Tarefa do exercício A:
Reproduza sem nenhuma alteração as linhas dos dados fornecidos, do início delas até a linha que contém "privacy-policy-link[interactable]: Politica de", incluindo ambas as extremidades.

Documento de origem:
--------------------------------

Rejeitos da barragem de Brumadinho chegam ao São Francisco, diz ONG

Relatório do SOS Mata Atlântica aponta que lama de rejeitos já atingiu o rio. Agência Nacional de Águas discorda.

Por Kevin Damasio
Publicado 22 de mar. de 2019, 18:58 BRT, Atualizado 5 de nov. de 2020, 03:22 BRT
lama brumadinho paraopeba
As vítimas humanas do rompimento da barragem da Vale em Brumadinho ainda não foram todas encontradas. Os danos ambientais também estão em pleno curso. Depois de descer o córrego do Feijão, a lama desaguou no rio Paraopeba e segue em direção ao São Francisco.
Foto de Victor Moriyama

Rejeitos de mineração mais finos, carregados de metais pesados provenientes da barragem que se rompeu em Brumadinho, têm afluído no rio São Francisco. Essa foi a principal constatação da segunda expedição da SOS Mata Atlântica pelo rio Paraopeba, realizada de 8 a 14 de março.

Em 25 de janeiro, o rompimento da barragem 1 da Mina Córrego do Feijão, da Vale, liberou 14 toneladas de rejeitos de minério de ferro. A lama invadiu o ribeirão Ferro-Carvão e percorreu 9 km até alcançar o rio Paraopeba, importante afluente do rio São Francisco. 

“Os sedimentos grossos, a chamada lama, de fato estão decantando no reservatório de Retiro Baixo”, observa Malu Ribeiro, especialista em recursos hídricos da SOS Mata Atlântica. “Mas a pluma com os contaminantes – que muda a cor e a turbidez do rio – está sendo carregada gradativamente pelo vertedouro do reservatório em direção ao de Três Marias, onde está o São Francisco.” A barragem de Retiro Baixo é o último obstáculo antes do rio Paraopeba desaguar no reservatório de Três Marias.

Pesquisador da SOS Mata Atlântica testa água do Paraopeba. A ONG finalizou a segunda etapa de ...

--------------------------------

Dados fornecidos:
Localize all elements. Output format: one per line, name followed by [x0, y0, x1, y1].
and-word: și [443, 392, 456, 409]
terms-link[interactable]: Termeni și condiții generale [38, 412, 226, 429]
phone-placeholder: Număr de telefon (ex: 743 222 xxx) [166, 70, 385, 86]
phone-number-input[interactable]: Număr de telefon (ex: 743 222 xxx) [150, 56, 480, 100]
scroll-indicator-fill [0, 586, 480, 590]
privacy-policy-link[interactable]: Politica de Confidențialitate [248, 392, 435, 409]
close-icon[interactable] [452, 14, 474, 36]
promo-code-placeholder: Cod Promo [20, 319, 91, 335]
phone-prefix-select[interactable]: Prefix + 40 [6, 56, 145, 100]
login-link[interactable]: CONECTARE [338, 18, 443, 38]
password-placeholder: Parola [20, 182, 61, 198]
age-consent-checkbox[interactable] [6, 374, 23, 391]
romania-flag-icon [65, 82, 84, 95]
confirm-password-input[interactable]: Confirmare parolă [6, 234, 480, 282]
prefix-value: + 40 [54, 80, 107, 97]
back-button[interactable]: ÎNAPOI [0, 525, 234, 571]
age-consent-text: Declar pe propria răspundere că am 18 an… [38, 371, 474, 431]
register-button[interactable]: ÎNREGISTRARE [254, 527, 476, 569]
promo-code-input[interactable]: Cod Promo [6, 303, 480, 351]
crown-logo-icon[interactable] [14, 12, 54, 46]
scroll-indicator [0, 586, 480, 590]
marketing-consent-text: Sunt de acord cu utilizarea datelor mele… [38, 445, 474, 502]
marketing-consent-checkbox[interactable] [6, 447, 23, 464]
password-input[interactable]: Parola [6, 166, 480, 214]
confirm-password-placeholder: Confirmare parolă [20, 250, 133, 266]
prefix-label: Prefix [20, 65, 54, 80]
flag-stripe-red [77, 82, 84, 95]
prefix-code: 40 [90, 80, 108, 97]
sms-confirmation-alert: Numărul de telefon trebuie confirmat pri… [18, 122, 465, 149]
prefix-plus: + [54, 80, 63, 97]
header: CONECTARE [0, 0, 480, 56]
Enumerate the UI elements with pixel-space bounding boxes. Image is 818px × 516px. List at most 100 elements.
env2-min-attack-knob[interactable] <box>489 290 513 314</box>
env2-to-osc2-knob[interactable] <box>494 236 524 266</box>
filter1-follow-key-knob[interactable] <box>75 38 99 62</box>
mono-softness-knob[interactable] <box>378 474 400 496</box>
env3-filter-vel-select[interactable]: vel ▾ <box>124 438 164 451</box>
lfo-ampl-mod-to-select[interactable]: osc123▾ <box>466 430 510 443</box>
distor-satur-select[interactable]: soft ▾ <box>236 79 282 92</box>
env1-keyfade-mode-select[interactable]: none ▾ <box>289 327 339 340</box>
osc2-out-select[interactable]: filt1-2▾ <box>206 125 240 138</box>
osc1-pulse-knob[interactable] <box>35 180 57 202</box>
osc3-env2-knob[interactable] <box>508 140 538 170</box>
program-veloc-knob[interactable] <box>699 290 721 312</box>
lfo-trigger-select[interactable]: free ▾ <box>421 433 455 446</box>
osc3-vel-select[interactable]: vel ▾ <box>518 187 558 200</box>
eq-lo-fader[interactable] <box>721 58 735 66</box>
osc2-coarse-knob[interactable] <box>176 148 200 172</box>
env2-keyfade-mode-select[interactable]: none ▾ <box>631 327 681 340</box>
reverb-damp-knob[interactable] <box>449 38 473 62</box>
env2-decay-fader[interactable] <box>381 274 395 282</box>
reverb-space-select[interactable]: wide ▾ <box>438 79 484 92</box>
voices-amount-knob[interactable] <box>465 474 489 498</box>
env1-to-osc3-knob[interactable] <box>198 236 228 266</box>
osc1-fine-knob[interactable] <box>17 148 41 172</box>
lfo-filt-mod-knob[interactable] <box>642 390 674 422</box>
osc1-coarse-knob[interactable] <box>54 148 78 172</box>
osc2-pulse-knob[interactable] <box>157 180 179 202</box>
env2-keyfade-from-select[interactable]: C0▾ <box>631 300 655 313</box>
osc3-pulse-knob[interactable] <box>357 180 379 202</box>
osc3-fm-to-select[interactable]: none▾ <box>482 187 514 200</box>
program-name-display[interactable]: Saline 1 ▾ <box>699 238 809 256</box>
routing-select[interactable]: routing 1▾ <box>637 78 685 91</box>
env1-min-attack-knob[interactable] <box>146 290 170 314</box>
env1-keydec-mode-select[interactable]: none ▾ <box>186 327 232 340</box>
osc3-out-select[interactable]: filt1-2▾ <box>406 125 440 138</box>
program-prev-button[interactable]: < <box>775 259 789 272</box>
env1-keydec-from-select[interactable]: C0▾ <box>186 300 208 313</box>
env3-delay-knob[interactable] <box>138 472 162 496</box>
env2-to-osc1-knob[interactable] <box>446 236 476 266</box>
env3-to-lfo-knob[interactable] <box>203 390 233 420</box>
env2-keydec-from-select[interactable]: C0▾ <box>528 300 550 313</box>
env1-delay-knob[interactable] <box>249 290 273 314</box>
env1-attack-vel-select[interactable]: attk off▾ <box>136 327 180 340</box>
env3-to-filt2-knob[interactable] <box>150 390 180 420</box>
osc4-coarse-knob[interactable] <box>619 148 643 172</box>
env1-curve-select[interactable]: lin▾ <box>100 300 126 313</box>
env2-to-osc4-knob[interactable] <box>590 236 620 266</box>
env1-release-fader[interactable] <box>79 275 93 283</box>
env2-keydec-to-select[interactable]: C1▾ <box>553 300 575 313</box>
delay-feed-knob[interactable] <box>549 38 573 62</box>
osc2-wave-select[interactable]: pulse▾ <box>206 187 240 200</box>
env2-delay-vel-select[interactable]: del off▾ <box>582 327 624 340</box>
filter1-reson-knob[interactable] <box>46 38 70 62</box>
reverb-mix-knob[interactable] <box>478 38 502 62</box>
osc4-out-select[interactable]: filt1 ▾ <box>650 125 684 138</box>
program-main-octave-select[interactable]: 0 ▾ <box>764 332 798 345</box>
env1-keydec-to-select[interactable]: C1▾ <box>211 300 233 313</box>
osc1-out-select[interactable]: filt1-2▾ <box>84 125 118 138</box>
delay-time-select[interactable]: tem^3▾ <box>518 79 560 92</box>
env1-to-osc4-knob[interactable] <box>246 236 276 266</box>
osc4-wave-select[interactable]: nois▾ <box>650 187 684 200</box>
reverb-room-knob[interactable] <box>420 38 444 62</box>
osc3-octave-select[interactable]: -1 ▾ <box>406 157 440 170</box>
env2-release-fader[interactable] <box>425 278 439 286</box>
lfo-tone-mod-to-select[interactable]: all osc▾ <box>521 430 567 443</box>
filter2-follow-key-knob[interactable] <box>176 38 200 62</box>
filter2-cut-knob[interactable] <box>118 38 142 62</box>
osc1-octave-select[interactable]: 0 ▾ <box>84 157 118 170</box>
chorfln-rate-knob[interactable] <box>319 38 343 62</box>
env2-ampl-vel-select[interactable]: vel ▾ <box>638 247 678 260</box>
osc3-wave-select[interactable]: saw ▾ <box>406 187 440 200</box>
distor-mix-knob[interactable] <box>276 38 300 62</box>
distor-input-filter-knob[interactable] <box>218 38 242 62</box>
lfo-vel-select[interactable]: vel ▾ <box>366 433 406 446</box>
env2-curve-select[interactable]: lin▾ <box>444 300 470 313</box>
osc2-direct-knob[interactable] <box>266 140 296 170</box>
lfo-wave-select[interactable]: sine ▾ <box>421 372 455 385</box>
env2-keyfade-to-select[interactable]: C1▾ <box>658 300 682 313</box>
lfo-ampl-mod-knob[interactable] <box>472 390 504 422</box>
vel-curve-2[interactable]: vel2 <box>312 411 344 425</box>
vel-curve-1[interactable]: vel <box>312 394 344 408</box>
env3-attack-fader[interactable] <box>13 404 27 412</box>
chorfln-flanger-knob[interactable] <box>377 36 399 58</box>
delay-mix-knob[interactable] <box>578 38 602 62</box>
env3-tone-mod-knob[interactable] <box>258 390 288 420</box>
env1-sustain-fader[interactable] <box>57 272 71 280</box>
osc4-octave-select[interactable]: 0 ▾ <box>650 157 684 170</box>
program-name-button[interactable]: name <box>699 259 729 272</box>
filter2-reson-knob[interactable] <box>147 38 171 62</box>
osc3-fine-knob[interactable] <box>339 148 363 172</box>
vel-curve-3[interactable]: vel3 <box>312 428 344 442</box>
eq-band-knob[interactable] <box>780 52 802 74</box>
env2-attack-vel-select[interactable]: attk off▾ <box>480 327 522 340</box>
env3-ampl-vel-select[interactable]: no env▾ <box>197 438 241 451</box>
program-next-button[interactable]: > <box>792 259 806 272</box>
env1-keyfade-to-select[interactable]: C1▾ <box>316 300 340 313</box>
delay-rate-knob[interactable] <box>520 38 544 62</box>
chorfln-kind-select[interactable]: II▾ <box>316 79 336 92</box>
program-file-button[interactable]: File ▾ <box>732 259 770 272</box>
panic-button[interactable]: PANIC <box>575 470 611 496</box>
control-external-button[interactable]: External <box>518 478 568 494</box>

--------------------------------

Tarefa do exercício B:
Dê continuidade à reportagem sobre os rejeitos da barragem de Brumadinho a partir da última frase apresentada.

Resposta A:
Localize all elements. Output format: one per line, name followed by [x0, y0, x1, y1].
and-word: și [443, 392, 456, 409]
terms-link[interactable]: Termeni și condiții generale [38, 412, 226, 429]
phone-placeholder: Număr de telefon (ex: 743 222 xxx) [166, 70, 385, 86]
phone-number-input[interactable]: Număr de telefon (ex: 743 222 xxx) [150, 56, 480, 100]
scroll-indicator-fill [0, 586, 480, 590]
privacy-policy-link[interactable]: Politica de Confidențialitate [248, 392, 435, 409]

Resposta B:
Pesquisador da SOS Mata Atlântica testa água do Paraopeba. A ONG finalizou a segunda etapa de estudos pelo rio depois do rompimento da barragem da Vale em Brumadinho. Dos 12 pontos de medição, nove estavam em condição ruim e três tinham a situação regular.
Foto de Victor Moriyama

A equipe da fundação analisou a qualidade da água entre os reservatórios das usinas hidrelétricas (UHE) de Retiro Baixo, em Felixlândia – a 217 km da barragem que se rompeu – e de Três Marias, que compreende nove municípios de Minas Gerais.

Dos 12 pontos de medição, nove estavam em condição ruim e três tinham a situação regular. A turbidez variava de duas a seis vezes acima dos 100 UNT (Unidade Nefelométrica de Turbidez) permitidos pela resolução 357 do Conselho Nacional do Meio Ambiente (Conama). Também foram identificadas concentrações de ferro, manganês, cromo e cobre além do autorizado por lei, o que “evidencia o impacto da pluma de rejeitos de minério sobre o São Francisco”. 

Os resultados da segunda etapa de estudos pelo rio Paraopeba foram anunciados nesta sexta-feira, 22 de março, quando é celebrado o Dia Mundial da Água. O relatório O retrato da qualidade da água nas bacias da Mata Atlântica analisa a crescente degradação dos rios em 17 estados que compreendem os recursos hídricos do bioma.

Outra metodologia

No entanto, a Agência Nacional de Águas (ANA), responsável por regular o acesso e o uso dos recursos hídricos no Brasil, diz que suas análises realizadas no rio Paraopeba ainda não confirmam que os rejeitos passaram pela Usina Hidrelétrica de Retiro Baixo, situada antes da usina de Três Marias.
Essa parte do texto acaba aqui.